**Problem to solve**
Reproduce all entries precisely as they are written.

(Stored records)

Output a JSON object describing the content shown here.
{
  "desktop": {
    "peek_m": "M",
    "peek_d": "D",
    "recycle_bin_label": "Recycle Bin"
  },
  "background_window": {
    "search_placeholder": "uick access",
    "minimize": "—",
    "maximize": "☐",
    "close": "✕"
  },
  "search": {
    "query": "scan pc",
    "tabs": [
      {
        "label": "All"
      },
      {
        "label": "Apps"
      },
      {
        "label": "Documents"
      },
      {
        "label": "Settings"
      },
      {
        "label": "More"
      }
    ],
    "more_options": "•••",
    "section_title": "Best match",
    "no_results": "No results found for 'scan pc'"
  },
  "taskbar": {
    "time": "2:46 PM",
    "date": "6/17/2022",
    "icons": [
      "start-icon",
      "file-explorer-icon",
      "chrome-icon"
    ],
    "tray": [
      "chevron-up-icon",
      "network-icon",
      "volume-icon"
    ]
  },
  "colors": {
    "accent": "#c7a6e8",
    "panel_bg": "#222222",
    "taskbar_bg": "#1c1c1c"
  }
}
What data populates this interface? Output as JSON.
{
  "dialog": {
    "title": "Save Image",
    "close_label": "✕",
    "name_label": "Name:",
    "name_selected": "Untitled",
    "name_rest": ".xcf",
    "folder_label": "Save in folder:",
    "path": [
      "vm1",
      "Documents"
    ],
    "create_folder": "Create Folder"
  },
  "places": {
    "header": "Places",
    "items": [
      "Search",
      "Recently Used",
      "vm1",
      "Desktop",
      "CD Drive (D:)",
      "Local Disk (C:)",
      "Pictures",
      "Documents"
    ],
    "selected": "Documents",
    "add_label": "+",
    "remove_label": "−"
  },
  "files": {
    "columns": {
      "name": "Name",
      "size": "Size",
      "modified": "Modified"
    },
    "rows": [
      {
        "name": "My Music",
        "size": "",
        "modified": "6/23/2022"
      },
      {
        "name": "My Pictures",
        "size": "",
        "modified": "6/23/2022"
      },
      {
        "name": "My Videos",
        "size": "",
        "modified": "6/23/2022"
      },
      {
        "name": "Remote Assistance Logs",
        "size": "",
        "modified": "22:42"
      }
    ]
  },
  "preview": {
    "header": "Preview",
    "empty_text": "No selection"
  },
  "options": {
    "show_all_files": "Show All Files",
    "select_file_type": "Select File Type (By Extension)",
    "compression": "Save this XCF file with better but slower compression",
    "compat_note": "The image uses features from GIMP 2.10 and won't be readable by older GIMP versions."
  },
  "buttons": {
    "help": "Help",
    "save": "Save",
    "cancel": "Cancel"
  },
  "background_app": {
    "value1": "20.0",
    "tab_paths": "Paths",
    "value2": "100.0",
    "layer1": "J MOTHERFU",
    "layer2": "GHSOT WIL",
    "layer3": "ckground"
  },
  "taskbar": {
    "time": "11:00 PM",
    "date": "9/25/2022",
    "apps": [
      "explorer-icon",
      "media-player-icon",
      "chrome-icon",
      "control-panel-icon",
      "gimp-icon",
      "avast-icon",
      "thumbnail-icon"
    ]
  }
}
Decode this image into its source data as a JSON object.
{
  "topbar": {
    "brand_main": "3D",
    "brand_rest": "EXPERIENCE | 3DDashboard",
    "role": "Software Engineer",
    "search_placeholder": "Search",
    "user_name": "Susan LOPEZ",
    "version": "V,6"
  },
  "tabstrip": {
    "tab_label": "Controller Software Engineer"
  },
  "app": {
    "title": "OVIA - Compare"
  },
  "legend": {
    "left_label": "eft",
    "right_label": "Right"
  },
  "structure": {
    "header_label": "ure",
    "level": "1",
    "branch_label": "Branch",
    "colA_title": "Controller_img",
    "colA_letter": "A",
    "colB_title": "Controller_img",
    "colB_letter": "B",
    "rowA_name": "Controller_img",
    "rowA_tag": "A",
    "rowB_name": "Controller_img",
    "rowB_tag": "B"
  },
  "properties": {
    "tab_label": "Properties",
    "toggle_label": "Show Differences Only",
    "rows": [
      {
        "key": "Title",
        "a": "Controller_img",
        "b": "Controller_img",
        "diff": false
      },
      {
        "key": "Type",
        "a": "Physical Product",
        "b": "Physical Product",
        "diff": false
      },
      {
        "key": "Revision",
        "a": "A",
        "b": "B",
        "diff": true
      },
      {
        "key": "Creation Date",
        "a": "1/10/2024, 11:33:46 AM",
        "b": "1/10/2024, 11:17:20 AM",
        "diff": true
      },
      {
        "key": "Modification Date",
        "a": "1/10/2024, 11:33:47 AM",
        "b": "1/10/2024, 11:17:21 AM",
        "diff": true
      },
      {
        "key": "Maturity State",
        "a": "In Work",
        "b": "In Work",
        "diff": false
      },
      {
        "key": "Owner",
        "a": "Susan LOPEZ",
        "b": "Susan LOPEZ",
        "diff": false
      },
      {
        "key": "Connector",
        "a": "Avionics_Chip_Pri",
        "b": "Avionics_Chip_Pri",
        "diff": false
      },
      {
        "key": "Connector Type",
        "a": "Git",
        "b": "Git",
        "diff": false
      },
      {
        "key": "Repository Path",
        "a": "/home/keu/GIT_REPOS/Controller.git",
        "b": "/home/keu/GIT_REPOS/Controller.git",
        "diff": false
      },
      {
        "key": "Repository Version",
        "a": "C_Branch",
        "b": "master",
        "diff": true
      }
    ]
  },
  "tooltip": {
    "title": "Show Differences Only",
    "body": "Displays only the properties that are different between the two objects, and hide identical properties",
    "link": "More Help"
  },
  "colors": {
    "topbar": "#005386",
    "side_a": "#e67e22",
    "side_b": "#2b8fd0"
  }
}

**Correct result**
Output a JSON object describing the content shown here.
{
  "desktop": {
    "peek_m": "M",
    "peek_d": "D",
    "recycle_bin_label": "Recycle Bin"
  },
  "background_window": {
    "search_placeholder": "uick access",
    "minimize": "—",
    "maximize": "☐",
    "close": "✕"
  },
  "search": {
    "query": "scan pc",
    "tabs": [
      {
        "label": "All"
      },
      {
        "label": "Apps"
      },
      {
        "label": "Documents"
      },
      {
        "label": "Settings"
      },
      {
        "label": "More"
      }
    ],
    "more_options": "•••",
    "section_title": "Best match",
    "no_results": "No results found for 'scan pc'"
  },
  "taskbar": {
    "time": "2:46 PM",
    "date": "6/17/2022",
    "icons": [
      "start-icon",
      "file-explorer-icon",
      "chrome-icon"
    ],
    "tray": [
      "chevron-up-icon",
      "network-icon",
      "volume-icon"
    ]
  },
  "colors": {
    "accent": "#c7a6e8",
    "panel_bg": "#222222",
    "taskbar_bg": "#1c1c1c"
  }
}
What data populates this interface? Output as JSON.
{
  "dialog": {
    "title": "Save Image",
    "close_label": "✕",
    "name_label": "Name:",
    "name_selected": "Untitled",
    "name_rest": ".xcf",
    "folder_label": "Save in folder:",
    "path": [
      "vm1",
      "Documents"
    ],
    "create_folder": "Create Folder"
  },
  "places": {
    "header": "Places",
    "items": [
      "Search",
      "Recently Used",
      "vm1",
      "Desktop",
      "CD Drive (D:)",
      "Local Disk (C:)",
      "Pictures",
      "Documents"
    ],
    "selected": "Documents",
    "add_label": "+",
    "remove_label": "−"
  },
  "files": {
    "columns": {
      "name": "Name",
      "size": "Size",
      "modified": "Modified"
    },
    "rows": [
      {
        "name": "My Music",
        "size": "",
        "modified": "6/23/2022"
      },
      {
        "name": "My Pictures",
        "size": "",
        "modified": "6/23/2022"
      },
      {
        "name": "My Videos",
        "size": "",
        "modified": "6/23/2022"
      },
      {
        "name": "Remote Assistance Logs",
        "size": "",
        "modified": "22:42"
      }
    ]
  },
  "preview": {
    "header": "Preview",
    "empty_text": "No selection"
  },
  "options": {
    "show_all_files": "Show All Files",
    "select_file_type": "Select File Type (By Extension)",
    "compression": "Save this XCF file with better but slower compression",
    "compat_note": "The image uses features from GIMP 2.10 and won't be readable by older GIMP versions."
  },
  "buttons": {
    "help": "Help",
    "save": "Save",
    "cancel": "Cancel"
  },
  "background_app": {
    "value1": "20.0",
    "tab_paths": "Paths",
    "value2": "100.0",
    "layer1": "J MOTHERFU",
    "layer2": "GHSOT WIL",
    "layer3": "ckground"
  },
  "taskbar": {
    "time": "11:00 PM",
    "date": "9/25/2022",
    "apps": [
      "explorer-icon",
      "media-player-icon",
      "chrome-icon",
      "control-panel-icon",
      "gimp-icon",
      "avast-icon",
      "thumbnail-icon"
    ]
  }
}
Decode this image into its source data as a JSON object.
{
  "topbar": {
    "brand_main": "3D",
    "brand_rest": "EXPERIENCE | 3DDashboard",
    "role": "Software Engineer",
    "search_placeholder": "Search",
    "user_name": "Susan LOPEZ",
    "version": "V,6"
  },
  "tabstrip": {
    "tab_label": "Controller Software Engineer"
  },
  "app": {
    "title": "OVIA - Compare"
  },
  "legend": {
    "left_label": "eft",
    "right_label": "Right"
  },
  "structure": {
    "header_label": "ure",
    "level": "1",
    "branch_label": "Branch",
    "colA_title": "Controller_img",
    "colA_letter": "A",
    "colB_title": "Controller_img",
    "colB_letter": "B",
    "rowA_name": "Controller_img",
    "rowA_tag": "A",
    "rowB_name": "Controller_img",
    "rowB_tag": "B"
  },
  "properties": {
    "tab_label": "Properties",
    "toggle_label": "Show Differences Only",
    "rows": [
      {
        "key": "Title",
        "a": "Controller_img",
        "b": "Controller_img",
        "diff": false
      },
      {
        "key": "Type",
        "a": "Physical Product",
        "b": "Physical Product",
        "diff": false
      },
      {
        "key": "Revision",
        "a": "A",
        "b": "B",
        "diff": true
      },
      {
        "key": "Creation Date",
        "a": "1/10/2024, 11:33:46 AM",
        "b": "1/10/2024, 11:17:20 AM",
        "diff": true
      },
      {
        "key": "Modification Date",
        "a": "1/10/2024, 11:33:47 AM",
        "b": "1/10/2024, 11:17:21 AM",
        "diff": true
      },
      {
        "key": "Maturity State",
        "a": "In Work",
        "b": "In Work",
        "diff": false
      },
      {
        "key": "Owner",
        "a": "Susan LOPEZ",
        "b": "Susan LOPEZ",
        "diff": false
      },
      {
        "key": "Connector",
        "a": "Avionics_Chip_Pri",
        "b": "Avionics_Chip_Pri",
        "diff": false
      },
      {
        "key": "Connector Type",
        "a": "Git",
        "b": "Git",
        "diff": false
      },
      {
        "key": "Repository Path",
        "a": "/home/keu/GIT_REPOS/Controller.git",
        "b": "/home/keu/GIT_REPOS/Controller.git",
        "diff": false
      },
      {
        "key": "Repository Version",
        "a": "C_Branch",
        "b": "master",
        "diff": true
      }
    ]
  },
  "tooltip": {
    "title": "Show Differences Only",
    "body": "Displays only the properties that are different between the two objects, and hide identical properties",
    "link": "More Help"
  },
  "colors": {
    "topbar": "#005386",
    "side_a": "#e67e22",
    "side_b": "#2b8fd0"
  }
}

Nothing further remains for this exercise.